[Source records]
####################

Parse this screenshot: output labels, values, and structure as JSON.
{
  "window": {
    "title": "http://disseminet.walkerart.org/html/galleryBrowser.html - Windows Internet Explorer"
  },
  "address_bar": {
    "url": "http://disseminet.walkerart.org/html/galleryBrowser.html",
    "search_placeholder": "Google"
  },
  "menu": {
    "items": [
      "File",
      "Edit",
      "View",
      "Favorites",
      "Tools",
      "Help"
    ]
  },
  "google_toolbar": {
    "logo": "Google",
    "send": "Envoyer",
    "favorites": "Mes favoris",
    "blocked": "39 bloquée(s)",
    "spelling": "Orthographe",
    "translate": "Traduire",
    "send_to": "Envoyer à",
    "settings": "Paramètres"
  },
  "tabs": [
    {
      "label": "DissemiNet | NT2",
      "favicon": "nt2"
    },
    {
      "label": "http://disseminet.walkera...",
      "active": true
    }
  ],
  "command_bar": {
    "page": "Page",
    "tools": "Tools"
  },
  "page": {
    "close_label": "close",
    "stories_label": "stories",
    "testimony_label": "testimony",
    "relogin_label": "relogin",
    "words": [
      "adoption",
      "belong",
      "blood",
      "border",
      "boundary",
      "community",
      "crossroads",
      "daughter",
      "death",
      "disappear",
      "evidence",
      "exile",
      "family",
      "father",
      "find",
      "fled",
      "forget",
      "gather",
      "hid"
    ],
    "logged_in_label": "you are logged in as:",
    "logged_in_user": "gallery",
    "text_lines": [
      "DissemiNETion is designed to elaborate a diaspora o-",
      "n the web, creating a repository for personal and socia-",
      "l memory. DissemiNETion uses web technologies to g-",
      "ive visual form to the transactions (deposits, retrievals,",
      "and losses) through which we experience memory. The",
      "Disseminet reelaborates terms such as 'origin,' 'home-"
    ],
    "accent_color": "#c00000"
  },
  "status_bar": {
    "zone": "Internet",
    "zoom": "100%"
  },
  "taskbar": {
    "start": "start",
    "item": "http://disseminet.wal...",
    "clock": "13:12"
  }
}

####################

__WHAT TO DO__:
Copy the material above back out, exactly as written.

__TASK ANSWER__:
Parse this screenshot: output labels, values, and structure as JSON.
{
  "window": {
    "title": "http://disseminet.walkerart.org/html/galleryBrowser.html - Windows Internet Explorer"
  },
  "address_bar": {
    "url": "http://disseminet.walkerart.org/html/galleryBrowser.html",
    "search_placeholder": "Google"
  },
  "menu": {
    "items": [
      "File",
      "Edit",
      "View",
      "Favorites",
      "Tools",
      "Help"
    ]
  },
  "google_toolbar": {
    "logo": "Google",
    "send": "Envoyer",
    "favorites": "Mes favoris",
    "blocked": "39 bloquée(s)",
    "spelling": "Orthographe",
    "translate": "Traduire",
    "send_to": "Envoyer à",
    "settings": "Paramètres"
  },
  "tabs": [
    {
      "label": "DissemiNet | NT2",
      "favicon": "nt2"
    },
    {
      "label": "http://disseminet.walkera...",
      "active": true
    }
  ],
  "command_bar": {
    "page": "Page",
    "tools": "Tools"
  },
  "page": {
    "close_label": "close",
    "stories_label": "stories",
    "testimony_label": "testimony",
    "relogin_label": "relogin",
    "words": [
      "adoption",
      "belong",
      "blood",
      "border",
      "boundary",
      "community",
      "crossroads",
      "daughter",
      "death",
      "disappear",
      "evidence",
      "exile",
      "family",
      "father",
      "find",
      "fled",
      "forget",
      "gather",
      "hid"
    ],
    "logged_in_label": "you are logged in as:",
    "logged_in_user": "gallery",
    "text_lines": [
      "DissemiNETion is designed to elaborate a diaspora o-",
      "n the web, creating a repository for personal and socia-",
      "l memory. DissemiNETion uses web technologies to g-",
      "ive visual form to the transactions (deposits, retrievals,",
      "and losses) through which we experience memory. The",
      "Disseminet reelaborates terms such as 'origin,' 'home-"
    ],
    "accent_color": "#c00000"
  },
  "status_bar": {
    "zone": "Internet",
    "zoom": "100%"
  },
  "taskbar": {
    "start": "start",
    "item": "http://disseminet.wal...",
    "clock": "13:12"
  }
}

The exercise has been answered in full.